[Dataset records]
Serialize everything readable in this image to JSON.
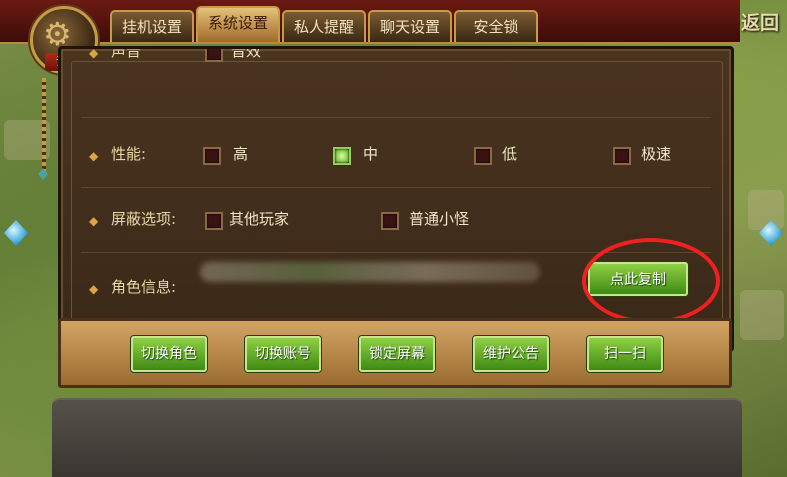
{
  "tabs": [
    {
      "label": "挂机设置"
    },
    {
      "label": "系统设置"
    },
    {
      "label": "私人提醒"
    },
    {
      "label": "聊天设置"
    },
    {
      "label": "安全锁"
    }
  ],
  "active_tab": "系统设置",
  "back_label": "返回",
  "emblem_label": "设置",
  "partial_row": {
    "label": "声音",
    "option": "音效"
  },
  "performance": {
    "label": "性能:",
    "options": [
      {
        "label": "高",
        "checked": false
      },
      {
        "label": "中",
        "checked": true
      },
      {
        "label": "低",
        "checked": false
      },
      {
        "label": "极速",
        "checked": false
      }
    ]
  },
  "shield": {
    "label": "屏蔽选项:",
    "options": [
      {
        "label": "其他玩家",
        "checked": false
      },
      {
        "label": "普通小怪",
        "checked": false
      }
    ]
  },
  "role_info": {
    "label": "角色信息:",
    "copy_button": "点此复制"
  },
  "actions": [
    {
      "label": "切换角色"
    },
    {
      "label": "切换账号"
    },
    {
      "label": "锁定屏幕"
    },
    {
      "label": "维护公告"
    },
    {
      "label": "扫一扫"
    }
  ],
  "colors": {
    "tab_active": "#e4c277",
    "panel_bg": "#3a2818",
    "button_green": "#5aa51e",
    "highlight_ring": "#f02020"
  }
}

Exercise objective:
Keep the pictures out of your copy, and repeat every entry above exactly.

Expected answer:
Serialize everything readable in this image to JSON.
{
  "tabs": [
    {
      "label": "挂机设置"
    },
    {
      "label": "系统设置"
    },
    {
      "label": "私人提醒"
    },
    {
      "label": "聊天设置"
    },
    {
      "label": "安全锁"
    }
  ],
  "active_tab": "系统设置",
  "back_label": "返回",
  "emblem_label": "设置",
  "partial_row": {
    "label": "声音",
    "option": "音效"
  },
  "performance": {
    "label": "性能:",
    "options": [
      {
        "label": "高",
        "checked": false
      },
      {
        "label": "中",
        "checked": true
      },
      {
        "label": "低",
        "checked": false
      },
      {
        "label": "极速",
        "checked": false
      }
    ]
  },
  "shield": {
    "label": "屏蔽选项:",
    "options": [
      {
        "label": "其他玩家",
        "checked": false
      },
      {
        "label": "普通小怪",
        "checked": false
      }
    ]
  },
  "role_info": {
    "label": "角色信息:",
    "copy_button": "点此复制"
  },
  "actions": [
    {
      "label": "切换角色"
    },
    {
      "label": "切换账号"
    },
    {
      "label": "锁定屏幕"
    },
    {
      "label": "维护公告"
    },
    {
      "label": "扫一扫"
    }
  ],
  "colors": {
    "tab_active": "#e4c277",
    "panel_bg": "#3a2818",
    "button_green": "#5aa51e",
    "highlight_ring": "#f02020"
  }
}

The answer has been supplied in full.